SHORT EXERCISE:
Report every line in the listing that contains the string "text".

(Items listed in a dataset)
********
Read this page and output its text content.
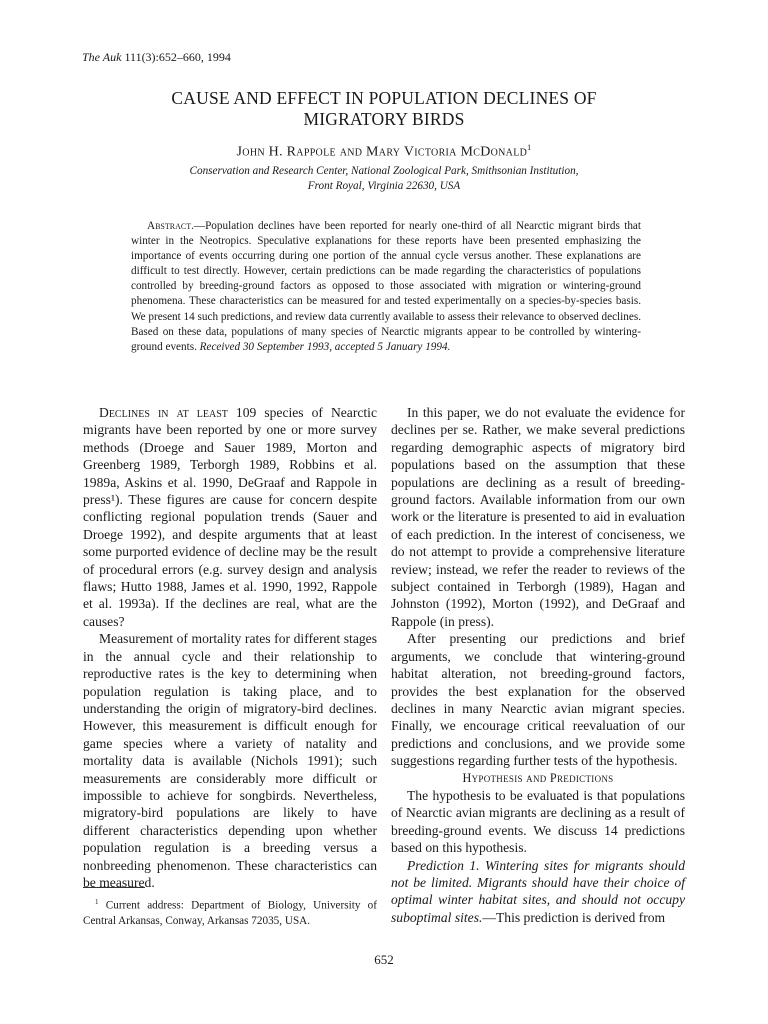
The Auk 111(3):652–660, 1994
CAUSE AND EFFECT IN POPULATION DECLINES OF
MIGRATORY BIRDS
John H. Rappole and Mary Victoria McDonald$^1$
Conservation and Research Center, National Zoological Park, Smithsonian Institution,
Front Royal, Virginia 22630, USA
Abstract.—Population declines have been reported for nearly one-third of all Nearctic migrant birds that winter in the Neotropics. Speculative explanations for these reports have been presented emphasizing the importance of events occurring during one portion of the annual cycle versus another. These explanations are difficult to test directly. However, certain predictions can be made regarding the characteristics of populations controlled by breeding-ground factors as opposed to those associated with migration or wintering-ground phenomena. These characteristics can be measured for and tested experimentally on a species-by-species basis. We present 14 such predictions, and review data currently available to assess their relevance to observed declines. Based on these data, populations of many species of Nearctic migrants appear to be controlled by wintering-ground events. Received 30 September 1993, accepted 5 January 1994.

Declines in at least 109 species of Nearctic migrants have been reported by one or more survey methods (Droege and Sauer 1989, Morton and Greenberg 1989, Terborgh 1989, Robbins et al. 1989a, Askins et al. 1990, DeGraaf and Rappole in press¹). These figures are cause for concern despite conflicting regional population trends (Sauer and Droege 1992), and despite arguments that at least some purported evidence of decline may be the result of procedural errors (e.g. survey design and analysis flaws; Hutto 1988, James et al. 1990, 1992, Rappole et al. 1993a). If the declines are real, what are the causes?

Measurement of mortality rates for different stages in the annual cycle and their relationship to reproductive rates is the key to determining when population regulation is taking place, and to understanding the origin of migratory-bird declines. However, this measurement is difficult enough for game species where a variety of natality and mortality data is available (Nichols 1991); such measurements are considerably more difficult or impossible to achieve for songbirds. Nevertheless, migratory-bird populations are likely to have different characteristics depending upon whether population regulation is a breeding versus a nonbreeding phenomenon. These characteristics can be measured.

In this paper, we do not evaluate the evidence for declines per se. Rather, we make several predictions regarding demographic aspects of migratory bird populations based on the assumption that these populations are declining as a result of breeding-ground factors. Available information from our own work or the literature is presented to aid in evaluation of each prediction. In the interest of conciseness, we do not attempt to provide a comprehensive literature review; instead, we refer the reader to reviews of the subject contained in Terborgh (1989), Hagan and Johnston (1992), Morton (1992), and DeGraaf and Rappole (in press).

After presenting our predictions and brief arguments, we conclude that wintering-ground habitat alteration, not breeding-ground factors, provides the best explanation for the observed declines in many Nearctic avian migrant species. Finally, we encourage critical reevaluation of our predictions and conclusions, and we provide some suggestions regarding further tests of the hypothesis.

Hypothesis and Predictions

The hypothesis to be evaluated is that populations of Nearctic avian migrants are declining as a result of breeding-ground events. We discuss 14 predictions based on this hypothesis.

Prediction 1. Wintering sites for migrants should not be limited. Migrants should have their choice of optimal winter habitat sites, and should not occupy suboptimal sites.—This prediction is derived from

$^1$ Current address: Department of Biology, University of Central Arkansas, Conway, Arkansas 72035, USA.
652
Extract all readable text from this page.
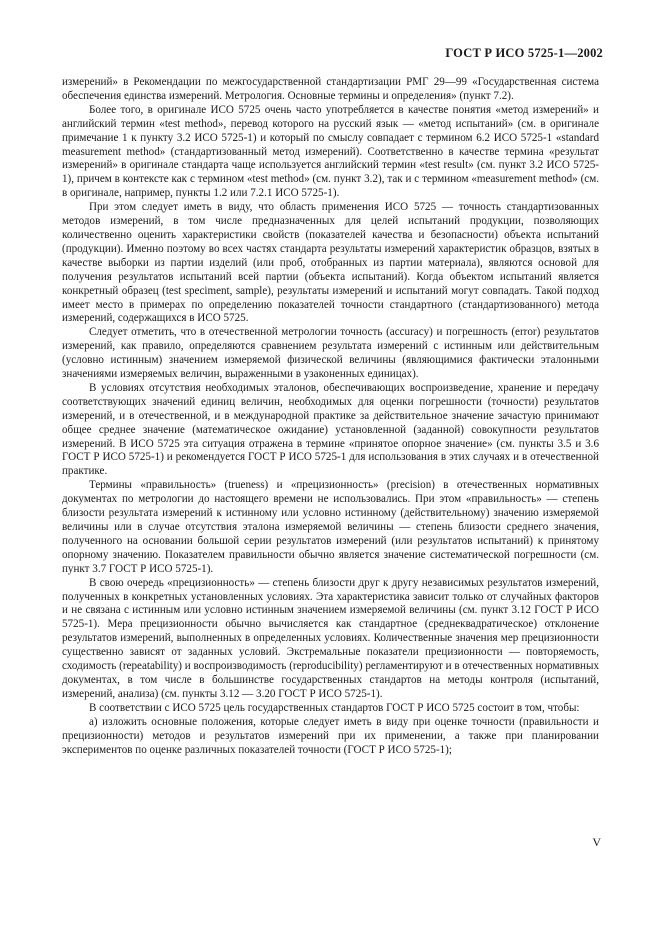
ГОСТ Р ИСО 5725-1—2002

измерений» в Рекомендации по межгосударственной стандартизации РМГ 29—99 «Государственная система обеспечения единства измерений. Метрология. Основные термины и определения» (пункт 7.2).

Более того, в оригинале ИСО 5725 очень часто употребляется в качестве понятия «метод измерений» и английский термин «test method», перевод которого на русский язык — «метод испытаний» (см. в оригинале примечание 1 к пункту 3.2 ИСО 5725-1) и который по смыслу совпадает с термином 6.2 ИСО 5725-1 «standard measurement method» (стандартизованный метод измерений). Соответственно в качестве термина «результат измерений» в оригинале стандарта чаще используется английский термин «test result» (см. пункт 3.2 ИСО 5725-1), причем в контексте как с термином «test method» (см. пункт 3.2), так и с термином «measurement method» (см. в оригинале, например, пункты 1.2 или 7.2.1 ИСО 5725-1).

При этом следует иметь в виду, что область применения ИСО 5725 — точность стандартизованных методов измерений, в том числе предназначенных для целей испытаний продукции, позволяющих количественно оценить характеристики свойств (показателей качества и безопасности) объекта испытаний (продукции). Именно поэтому во всех частях стандарта результаты измерений характеристик образцов, взятых в качестве выборки из партии изделий (или проб, отобранных из партии материала), являются основой для получения результатов испытаний всей партии (объекта испытаний). Когда объектом испытаний является конкретный образец (test speciment, sample), результаты измерений и испытаний могут совпадать. Такой подход имеет место в примерах по определению показателей точности стандартного (стандартизованного) метода измерений, содержащихся в ИСО 5725.

Следует отметить, что в отечественной метрологии точность (accuracy) и погрешность (error) результатов измерений, как правило, определяются сравнением результата измерений с истинным или действительным (условно истинным) значением измеряемой физической величины (являющимися фактически эталонными значениями измеряемых величин, выраженными в узаконенных единицах).

В условиях отсутствия необходимых эталонов, обеспечивающих воспроизведение, хранение и передачу соответствующих значений единиц величин, необходимых для оценки погрешности (точности) результатов измерений, и в отечественной, и в международной практике за действительное значение зачастую принимают общее среднее значение (математическое ожидание) установленной (заданной) совокупности результатов измерений. В ИСО 5725 эта ситуация отражена в термине «принятое опорное значение» (см. пункты 3.5 и 3.6 ГОСТ Р ИСО 5725-1) и рекомендуется ГОСТ Р ИСО 5725-1 для использования в этих случаях и в отечественной практике.

Термины «правильность» (trueness) и «прецизионность» (precision) в отечественных нормативных документах по метрологии до настоящего времени не использовались. При этом «правильность» — степень близости результата измерений к истинному или условно истинному (действительному) значению измеряемой величины или в случае отсутствия эталона измеряемой величины — степень близости среднего значения, полученного на основании большой серии результатов измерений (или результатов испытаний) к принятому опорному значению. Показателем правильности обычно является значение систематической погрешности (см. пункт 3.7 ГОСТ Р ИСО 5725-1).

В свою очередь «прецизионность» — степень близости друг к другу независимых результатов измерений, полученных в конкретных установленных условиях. Эта характеристика зависит только от случайных факторов и не связана с истинным или условно истинным значением измеряемой величины (см. пункт 3.12 ГОСТ Р ИСО 5725-1). Мера прецизионности обычно вычисляется как стандартное (среднеквадратическое) отклонение результатов измерений, выполненных в определенных условиях. Количественные значения мер прецизионности существенно зависят от заданных условий. Экстремальные показатели прецизионности — повторяемость, сходимость (repeatability) и воспроизводимость (reproducibility) регламентируют и в отечественных нормативных документах, в том числе в большинстве государственных стандартов на методы контроля (испытаний, измерений, анализа) (см. пункты 3.12 — 3.20 ГОСТ Р ИСО 5725-1).

В соответствии с ИСО 5725 цель государственных стандартов ГОСТ Р ИСО 5725 состоит в том, чтобы:

а) изложить основные положения, которые следует иметь в виду при оценке точности (правильности и прецизионности) методов и результатов измерений при их применении, а также при планировании экспериментов по оценке различных показателей точности (ГОСТ Р ИСО 5725-1);

V
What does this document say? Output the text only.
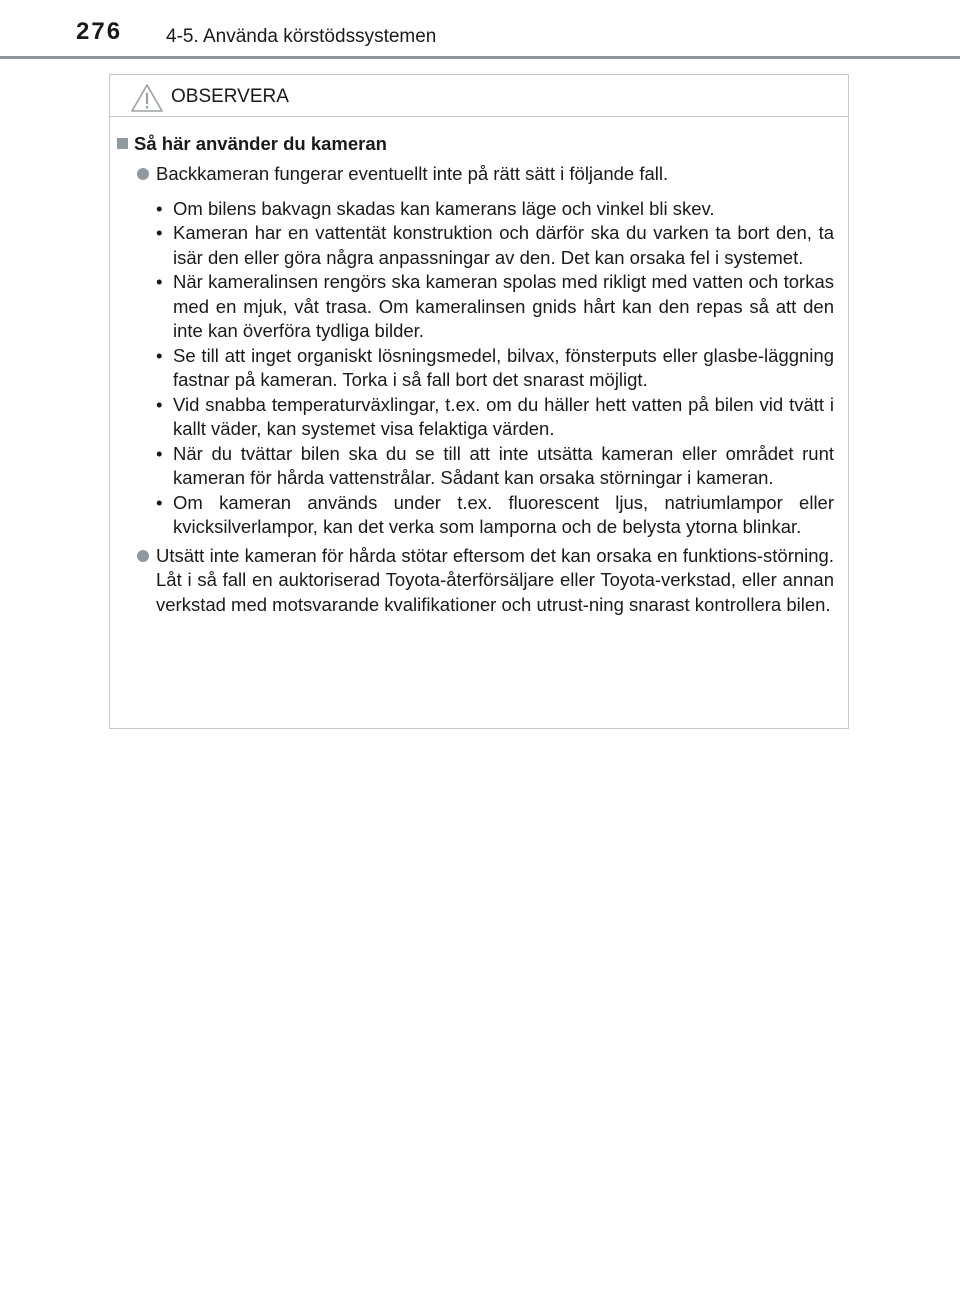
276 4-5. Använda körstödssystemen
OBSERVERA
Så här använder du kameran
Backkameran fungerar eventuellt inte på rätt sätt i följande fall.
• Om bilens bakvagn skadas kan kamerans läge och vinkel bli skev.
• Kameran har en vattentät konstruktion och därför ska du varken ta bort den, ta isär den eller göra några anpassningar av den. Det kan orsaka fel i systemet.
• När kameralinsen rengörs ska kameran spolas med rikligt med vatten och torkas med en mjuk, våt trasa. Om kameralinsen gnids hårt kan den repas så att den inte kan överföra tydliga bilder.
• Se till att inget organiskt lösningsmedel, bilvax, fönsterputs eller glasbe-läggning fastnar på kameran. Torka i så fall bort det snarast möjligt.
• Vid snabba temperaturväxlingar, t.ex. om du häller hett vatten på bilen vid tvätt i kallt väder, kan systemet visa felaktiga värden.
• När du tvättar bilen ska du se till att inte utsätta kameran eller området runt kameran för hårda vattenstrålar. Sådant kan orsaka störningar i kameran.
• Om kameran används under t.ex. fluorescent ljus, natriumlampor eller kvicksilverlampor, kan det verka som lamporna och de belysta ytorna blinkar.
Utsätt inte kameran för hårda stötar eftersom det kan orsaka en funktions-störning. Låt i så fall en auktoriserad Toyota-återförsäljare eller Toyota-verkstad, eller annan verkstad med motsvarande kvalifikationer och utrust-ning snarast kontrollera bilen.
********
EXPECTED ANSWER:
Read this page and output its text content.
Extract all readable text from this page.
What does this document say? Output the text only.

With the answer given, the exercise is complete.